# Start of RECORDED INFORMATION
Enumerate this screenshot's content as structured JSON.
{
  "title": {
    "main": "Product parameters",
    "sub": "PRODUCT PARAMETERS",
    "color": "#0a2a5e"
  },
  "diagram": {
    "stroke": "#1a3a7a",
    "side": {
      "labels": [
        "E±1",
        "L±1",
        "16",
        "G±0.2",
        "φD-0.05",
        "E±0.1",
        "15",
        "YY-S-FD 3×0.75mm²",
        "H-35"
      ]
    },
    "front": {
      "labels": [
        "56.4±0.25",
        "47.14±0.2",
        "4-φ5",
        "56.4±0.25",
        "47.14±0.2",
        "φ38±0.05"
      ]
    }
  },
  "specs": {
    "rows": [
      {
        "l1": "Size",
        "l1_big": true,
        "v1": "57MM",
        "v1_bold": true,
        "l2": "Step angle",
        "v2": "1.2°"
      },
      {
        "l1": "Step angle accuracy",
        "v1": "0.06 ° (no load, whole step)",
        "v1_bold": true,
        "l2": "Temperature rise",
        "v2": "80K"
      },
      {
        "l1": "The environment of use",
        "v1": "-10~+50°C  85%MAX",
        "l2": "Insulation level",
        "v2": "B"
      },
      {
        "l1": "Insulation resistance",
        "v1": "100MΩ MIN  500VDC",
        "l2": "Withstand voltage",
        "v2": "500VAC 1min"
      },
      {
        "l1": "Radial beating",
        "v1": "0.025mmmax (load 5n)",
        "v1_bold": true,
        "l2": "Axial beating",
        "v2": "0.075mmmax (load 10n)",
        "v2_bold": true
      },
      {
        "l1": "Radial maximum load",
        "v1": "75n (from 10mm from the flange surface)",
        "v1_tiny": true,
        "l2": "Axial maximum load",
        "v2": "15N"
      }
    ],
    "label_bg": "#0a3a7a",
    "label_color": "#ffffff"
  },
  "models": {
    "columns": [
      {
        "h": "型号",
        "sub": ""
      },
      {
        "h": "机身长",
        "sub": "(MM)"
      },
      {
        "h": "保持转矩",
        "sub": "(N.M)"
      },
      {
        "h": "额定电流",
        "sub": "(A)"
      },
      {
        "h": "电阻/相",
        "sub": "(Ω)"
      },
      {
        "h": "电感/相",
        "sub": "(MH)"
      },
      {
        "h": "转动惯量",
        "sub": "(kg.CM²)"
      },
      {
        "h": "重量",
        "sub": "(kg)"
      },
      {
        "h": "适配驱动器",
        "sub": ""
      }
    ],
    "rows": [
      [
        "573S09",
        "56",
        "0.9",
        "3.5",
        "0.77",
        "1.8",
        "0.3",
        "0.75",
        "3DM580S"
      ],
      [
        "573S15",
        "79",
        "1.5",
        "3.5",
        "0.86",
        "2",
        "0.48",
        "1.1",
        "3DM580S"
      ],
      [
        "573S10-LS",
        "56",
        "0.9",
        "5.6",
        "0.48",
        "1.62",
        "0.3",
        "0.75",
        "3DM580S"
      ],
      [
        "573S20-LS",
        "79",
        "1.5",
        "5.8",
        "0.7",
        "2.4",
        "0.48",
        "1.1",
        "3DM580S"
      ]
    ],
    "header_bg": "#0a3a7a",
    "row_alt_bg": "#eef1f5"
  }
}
# End of RECORDED INFORMATION
Reproduce every line of the data verbatim.

## RESULT OF THE TASK
Enumerate this screenshot's content as structured JSON.
{
  "title": {
    "main": "Product parameters",
    "sub": "PRODUCT PARAMETERS",
    "color": "#0a2a5e"
  },
  "diagram": {
    "stroke": "#1a3a7a",
    "side": {
      "labels": [
        "E±1",
        "L±1",
        "16",
        "G±0.2",
        "φD-0.05",
        "E±0.1",
        "15",
        "YY-S-FD 3×0.75mm²",
        "H-35"
      ]
    },
    "front": {
      "labels": [
        "56.4±0.25",
        "47.14±0.2",
        "4-φ5",
        "56.4±0.25",
        "47.14±0.2",
        "φ38±0.05"
      ]
    }
  },
  "specs": {
    "rows": [
      {
        "l1": "Size",
        "l1_big": true,
        "v1": "57MM",
        "v1_bold": true,
        "l2": "Step angle",
        "v2": "1.2°"
      },
      {
        "l1": "Step angle accuracy",
        "v1": "0.06 ° (no load, whole step)",
        "v1_bold": true,
        "l2": "Temperature rise",
        "v2": "80K"
      },
      {
        "l1": "The environment of use",
        "v1": "-10~+50°C  85%MAX",
        "l2": "Insulation level",
        "v2": "B"
      },
      {
        "l1": "Insulation resistance",
        "v1": "100MΩ MIN  500VDC",
        "l2": "Withstand voltage",
        "v2": "500VAC 1min"
      },
      {
        "l1": "Radial beating",
        "v1": "0.025mmmax (load 5n)",
        "v1_bold": true,
        "l2": "Axial beating",
        "v2": "0.075mmmax (load 10n)",
        "v2_bold": true
      },
      {
        "l1": "Radial maximum load",
        "v1": "75n (from 10mm from the flange surface)",
        "v1_tiny": true,
        "l2": "Axial maximum load",
        "v2": "15N"
      }
    ],
    "label_bg": "#0a3a7a",
    "label_color": "#ffffff"
  },
  "models": {
    "columns": [
      {
        "h": "型号",
        "sub": ""
      },
      {
        "h": "机身长",
        "sub": "(MM)"
      },
      {
        "h": "保持转矩",
        "sub": "(N.M)"
      },
      {
        "h": "额定电流",
        "sub": "(A)"
      },
      {
        "h": "电阻/相",
        "sub": "(Ω)"
      },
      {
        "h": "电感/相",
        "sub": "(MH)"
      },
      {
        "h": "转动惯量",
        "sub": "(kg.CM²)"
      },
      {
        "h": "重量",
        "sub": "(kg)"
      },
      {
        "h": "适配驱动器",
        "sub": ""
      }
    ],
    "rows": [
      [
        "573S09",
        "56",
        "0.9",
        "3.5",
        "0.77",
        "1.8",
        "0.3",
        "0.75",
        "3DM580S"
      ],
      [
        "573S15",
        "79",
        "1.5",
        "3.5",
        "0.86",
        "2",
        "0.48",
        "1.1",
        "3DM580S"
      ],
      [
        "573S10-LS",
        "56",
        "0.9",
        "5.6",
        "0.48",
        "1.62",
        "0.3",
        "0.75",
        "3DM580S"
      ],
      [
        "573S20-LS",
        "79",
        "1.5",
        "5.8",
        "0.7",
        "2.4",
        "0.48",
        "1.1",
        "3DM580S"
      ]
    ],
    "header_bg": "#0a3a7a",
    "row_alt_bg": "#eef1f5"
  }
}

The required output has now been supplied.